**The exercise**.
Please rewrite the listing with every "chevron-right-icon" swapped for "arrow-right-icon", leaving everything else unchanged.

Items from a dataset:
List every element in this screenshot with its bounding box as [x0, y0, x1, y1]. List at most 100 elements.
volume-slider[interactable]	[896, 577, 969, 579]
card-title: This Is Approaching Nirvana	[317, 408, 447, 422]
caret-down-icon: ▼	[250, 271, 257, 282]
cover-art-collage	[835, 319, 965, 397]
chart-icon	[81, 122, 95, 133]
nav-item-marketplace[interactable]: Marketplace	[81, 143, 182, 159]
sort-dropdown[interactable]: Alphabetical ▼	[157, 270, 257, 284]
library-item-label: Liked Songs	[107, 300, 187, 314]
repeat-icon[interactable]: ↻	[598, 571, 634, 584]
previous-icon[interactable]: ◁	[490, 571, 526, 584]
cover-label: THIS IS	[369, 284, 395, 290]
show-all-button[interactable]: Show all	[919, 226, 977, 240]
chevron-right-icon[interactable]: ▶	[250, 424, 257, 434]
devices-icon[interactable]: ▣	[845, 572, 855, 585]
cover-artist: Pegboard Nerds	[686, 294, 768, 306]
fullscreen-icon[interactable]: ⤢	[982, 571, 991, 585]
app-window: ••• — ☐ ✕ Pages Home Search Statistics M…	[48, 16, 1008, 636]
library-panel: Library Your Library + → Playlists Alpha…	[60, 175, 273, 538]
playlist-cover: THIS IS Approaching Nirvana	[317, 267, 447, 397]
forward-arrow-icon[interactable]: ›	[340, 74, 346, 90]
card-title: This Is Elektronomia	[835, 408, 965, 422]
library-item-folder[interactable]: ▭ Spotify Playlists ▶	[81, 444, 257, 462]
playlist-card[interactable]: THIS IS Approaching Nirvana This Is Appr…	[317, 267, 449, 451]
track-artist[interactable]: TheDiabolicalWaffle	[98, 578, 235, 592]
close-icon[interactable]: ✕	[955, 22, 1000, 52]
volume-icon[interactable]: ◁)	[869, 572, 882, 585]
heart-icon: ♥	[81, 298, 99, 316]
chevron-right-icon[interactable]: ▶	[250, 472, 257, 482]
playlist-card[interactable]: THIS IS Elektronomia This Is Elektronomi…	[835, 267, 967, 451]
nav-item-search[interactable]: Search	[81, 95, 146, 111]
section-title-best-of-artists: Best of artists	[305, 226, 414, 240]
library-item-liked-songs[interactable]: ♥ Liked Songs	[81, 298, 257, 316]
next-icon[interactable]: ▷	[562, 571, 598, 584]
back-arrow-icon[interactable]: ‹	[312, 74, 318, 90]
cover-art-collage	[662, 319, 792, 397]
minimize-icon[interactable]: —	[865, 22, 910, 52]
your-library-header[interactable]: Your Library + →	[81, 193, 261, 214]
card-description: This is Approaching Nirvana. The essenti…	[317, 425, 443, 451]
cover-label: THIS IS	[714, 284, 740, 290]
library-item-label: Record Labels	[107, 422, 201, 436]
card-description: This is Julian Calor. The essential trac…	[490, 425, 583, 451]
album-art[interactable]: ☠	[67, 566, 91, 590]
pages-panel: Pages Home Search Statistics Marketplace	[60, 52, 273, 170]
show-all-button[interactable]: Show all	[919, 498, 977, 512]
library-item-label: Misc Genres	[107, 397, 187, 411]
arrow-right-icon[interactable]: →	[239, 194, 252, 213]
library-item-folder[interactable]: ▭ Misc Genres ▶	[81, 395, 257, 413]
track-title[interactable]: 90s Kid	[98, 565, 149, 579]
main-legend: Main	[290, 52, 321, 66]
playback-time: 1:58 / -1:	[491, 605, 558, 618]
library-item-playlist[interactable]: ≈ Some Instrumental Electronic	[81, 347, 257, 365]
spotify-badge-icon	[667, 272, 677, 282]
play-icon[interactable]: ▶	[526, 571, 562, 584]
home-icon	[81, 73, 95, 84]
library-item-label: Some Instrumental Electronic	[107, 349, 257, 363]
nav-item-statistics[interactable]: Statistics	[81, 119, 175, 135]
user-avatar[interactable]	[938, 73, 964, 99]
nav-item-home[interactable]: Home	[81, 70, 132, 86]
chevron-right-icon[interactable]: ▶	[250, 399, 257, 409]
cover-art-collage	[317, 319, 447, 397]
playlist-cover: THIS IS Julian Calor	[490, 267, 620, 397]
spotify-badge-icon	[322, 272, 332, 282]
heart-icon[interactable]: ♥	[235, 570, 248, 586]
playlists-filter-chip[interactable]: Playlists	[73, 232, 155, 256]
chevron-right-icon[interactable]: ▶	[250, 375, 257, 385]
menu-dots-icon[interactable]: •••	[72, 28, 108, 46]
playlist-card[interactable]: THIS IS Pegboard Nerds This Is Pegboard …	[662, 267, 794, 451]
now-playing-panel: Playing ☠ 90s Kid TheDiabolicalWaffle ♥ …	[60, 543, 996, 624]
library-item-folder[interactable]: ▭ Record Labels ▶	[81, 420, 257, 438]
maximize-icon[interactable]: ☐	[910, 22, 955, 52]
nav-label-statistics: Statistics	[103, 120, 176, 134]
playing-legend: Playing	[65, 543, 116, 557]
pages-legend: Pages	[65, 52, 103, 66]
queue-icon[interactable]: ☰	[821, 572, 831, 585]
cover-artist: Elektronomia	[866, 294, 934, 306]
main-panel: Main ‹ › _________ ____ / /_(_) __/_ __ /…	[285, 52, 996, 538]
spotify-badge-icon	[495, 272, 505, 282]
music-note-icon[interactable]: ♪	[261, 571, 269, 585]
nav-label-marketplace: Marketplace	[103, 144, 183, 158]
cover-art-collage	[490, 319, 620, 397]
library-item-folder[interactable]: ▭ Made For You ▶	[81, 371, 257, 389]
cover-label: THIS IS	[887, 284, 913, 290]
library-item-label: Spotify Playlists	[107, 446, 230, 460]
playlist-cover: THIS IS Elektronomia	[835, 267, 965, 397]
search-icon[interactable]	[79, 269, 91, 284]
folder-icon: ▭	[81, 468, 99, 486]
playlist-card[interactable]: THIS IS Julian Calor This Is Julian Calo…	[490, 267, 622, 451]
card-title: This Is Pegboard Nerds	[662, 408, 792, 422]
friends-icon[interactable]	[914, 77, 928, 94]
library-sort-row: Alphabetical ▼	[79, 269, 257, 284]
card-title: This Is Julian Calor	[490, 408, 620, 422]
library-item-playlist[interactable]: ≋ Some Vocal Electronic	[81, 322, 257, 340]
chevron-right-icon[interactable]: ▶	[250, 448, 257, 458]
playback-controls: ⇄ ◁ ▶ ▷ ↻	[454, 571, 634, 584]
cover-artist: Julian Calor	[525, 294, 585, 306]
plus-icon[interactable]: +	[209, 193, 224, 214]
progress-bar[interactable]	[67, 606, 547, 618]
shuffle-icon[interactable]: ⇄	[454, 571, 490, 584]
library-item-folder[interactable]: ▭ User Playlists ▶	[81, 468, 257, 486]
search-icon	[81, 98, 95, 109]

**Complete response**.
List every element in this screenshot with its bounding box as [x0, y0, x1, y1]. List at most 100 elements.
volume-slider[interactable]	[896, 577, 969, 579]
card-title: This Is Approaching Nirvana	[317, 408, 447, 422]
caret-down-icon: ▼	[250, 271, 257, 282]
cover-art-collage	[835, 319, 965, 397]
chart-icon	[81, 122, 95, 133]
nav-item-marketplace[interactable]: Marketplace	[81, 143, 182, 159]
sort-dropdown[interactable]: Alphabetical ▼	[157, 270, 257, 284]
library-item-label: Liked Songs	[107, 300, 187, 314]
repeat-icon[interactable]: ↻	[598, 571, 634, 584]
previous-icon[interactable]: ◁	[490, 571, 526, 584]
cover-label: THIS IS	[369, 284, 395, 290]
show-all-button[interactable]: Show all	[919, 226, 977, 240]
arrow-right-icon[interactable]: ▶	[250, 424, 257, 434]
devices-icon[interactable]: ▣	[845, 572, 855, 585]
cover-artist: Pegboard Nerds	[686, 294, 768, 306]
fullscreen-icon[interactable]: ⤢	[982, 571, 991, 585]
app-window: ••• — ☐ ✕ Pages Home Search Statistics M…	[48, 16, 1008, 636]
library-panel: Library Your Library + → Playlists Alpha…	[60, 175, 273, 538]
playlist-cover: THIS IS Approaching Nirvana	[317, 267, 447, 397]
forward-arrow-icon[interactable]: ›	[340, 74, 346, 90]
card-title: This Is Elektronomia	[835, 408, 965, 422]
library-item-folder[interactable]: ▭ Spotify Playlists ▶	[81, 444, 257, 462]
playlist-card[interactable]: THIS IS Approaching Nirvana This Is Appr…	[317, 267, 449, 451]
track-artist[interactable]: TheDiabolicalWaffle	[98, 578, 235, 592]
close-icon[interactable]: ✕	[955, 22, 1000, 52]
volume-icon[interactable]: ◁)	[869, 572, 882, 585]
heart-icon: ♥	[81, 298, 99, 316]
arrow-right-icon[interactable]: ▶	[250, 472, 257, 482]
playlist-card[interactable]: THIS IS Elektronomia This Is Elektronomi…	[835, 267, 967, 451]
nav-item-search[interactable]: Search	[81, 95, 146, 111]
section-title-best-of-artists: Best of artists	[305, 226, 414, 240]
library-item-liked-songs[interactable]: ♥ Liked Songs	[81, 298, 257, 316]
next-icon[interactable]: ▷	[562, 571, 598, 584]
back-arrow-icon[interactable]: ‹	[312, 74, 318, 90]
cover-art-collage	[662, 319, 792, 397]
minimize-icon[interactable]: —	[865, 22, 910, 52]
your-library-header[interactable]: Your Library + →	[81, 193, 261, 214]
card-description: This is Approaching Nirvana. The essenti…	[317, 425, 443, 451]
cover-label: THIS IS	[714, 284, 740, 290]
library-item-label: Record Labels	[107, 422, 201, 436]
card-description: This is Julian Calor. The essential trac…	[490, 425, 583, 451]
album-art[interactable]: ☠	[67, 566, 91, 590]
pages-panel: Pages Home Search Statistics Marketplace	[60, 52, 273, 170]
show-all-button[interactable]: Show all	[919, 498, 977, 512]
library-item-label: Misc Genres	[107, 397, 187, 411]
arrow-right-icon[interactable]: →	[239, 194, 252, 213]
library-item-folder[interactable]: ▭ Misc Genres ▶	[81, 395, 257, 413]
track-title[interactable]: 90s Kid	[98, 565, 149, 579]
main-legend: Main	[290, 52, 321, 66]
playback-time: 1:58 / -1:	[491, 605, 558, 618]
library-item-playlist[interactable]: ≈ Some Instrumental Electronic	[81, 347, 257, 365]
spotify-badge-icon	[667, 272, 677, 282]
play-icon[interactable]: ▶	[526, 571, 562, 584]
home-icon	[81, 73, 95, 84]
library-item-label: Some Instrumental Electronic	[107, 349, 257, 363]
nav-item-statistics[interactable]: Statistics	[81, 119, 175, 135]
user-avatar[interactable]	[938, 73, 964, 99]
nav-item-home[interactable]: Home	[81, 70, 132, 86]
arrow-right-icon[interactable]: ▶	[250, 399, 257, 409]
cover-art-collage	[317, 319, 447, 397]
playlist-cover: THIS IS Julian Calor	[490, 267, 620, 397]
spotify-badge-icon	[322, 272, 332, 282]
heart-icon[interactable]: ♥	[235, 570, 248, 586]
playlists-filter-chip[interactable]: Playlists	[73, 232, 155, 256]
arrow-right-icon[interactable]: ▶	[250, 375, 257, 385]
menu-dots-icon[interactable]: •••	[72, 28, 108, 46]
playlist-card[interactable]: THIS IS Pegboard Nerds This Is Pegboard …	[662, 267, 794, 451]
now-playing-panel: Playing ☠ 90s Kid TheDiabolicalWaffle ♥ …	[60, 543, 996, 624]
library-item-folder[interactable]: ▭ Record Labels ▶	[81, 420, 257, 438]
maximize-icon[interactable]: ☐	[910, 22, 955, 52]
nav-label-statistics: Statistics	[103, 120, 176, 134]
playing-legend: Playing	[65, 543, 116, 557]
pages-legend: Pages	[65, 52, 103, 66]
queue-icon[interactable]: ☰	[821, 572, 831, 585]
cover-artist: Elektronomia	[866, 294, 934, 306]
main-panel: Main ‹ › _________ ____ / /_(_) __/_ __ /…	[285, 52, 996, 538]
spotify-badge-icon	[495, 272, 505, 282]
music-note-icon[interactable]: ♪	[261, 571, 269, 585]
nav-label-marketplace: Marketplace	[103, 144, 183, 158]
cover-art-collage	[490, 319, 620, 397]
library-item-folder[interactable]: ▭ Made For You ▶	[81, 371, 257, 389]
cover-label: THIS IS	[887, 284, 913, 290]
library-item-label: Spotify Playlists	[107, 446, 230, 460]
playlist-cover: THIS IS Elektronomia	[835, 267, 965, 397]
search-icon[interactable]	[79, 269, 91, 284]
folder-icon: ▭	[81, 468, 99, 486]
playlist-card[interactable]: THIS IS Julian Calor This Is Julian Calo…	[490, 267, 622, 451]
card-title: This Is Pegboard Nerds	[662, 408, 792, 422]
friends-icon[interactable]	[914, 77, 928, 94]
library-sort-row: Alphabetical ▼	[79, 269, 257, 284]
card-title: This Is Julian Calor	[490, 408, 620, 422]
library-item-playlist[interactable]: ≋ Some Vocal Electronic	[81, 322, 257, 340]
arrow-right-icon[interactable]: ▶	[250, 448, 257, 458]
playback-controls: ⇄ ◁ ▶ ▷ ↻	[454, 571, 634, 584]
cover-artist: Julian Calor	[525, 294, 585, 306]
plus-icon[interactable]: +	[209, 193, 224, 214]
progress-bar[interactable]	[67, 606, 547, 618]
shuffle-icon[interactable]: ⇄	[454, 571, 490, 584]
library-item-folder[interactable]: ▭ User Playlists ▶	[81, 468, 257, 486]
search-icon	[81, 98, 95, 109]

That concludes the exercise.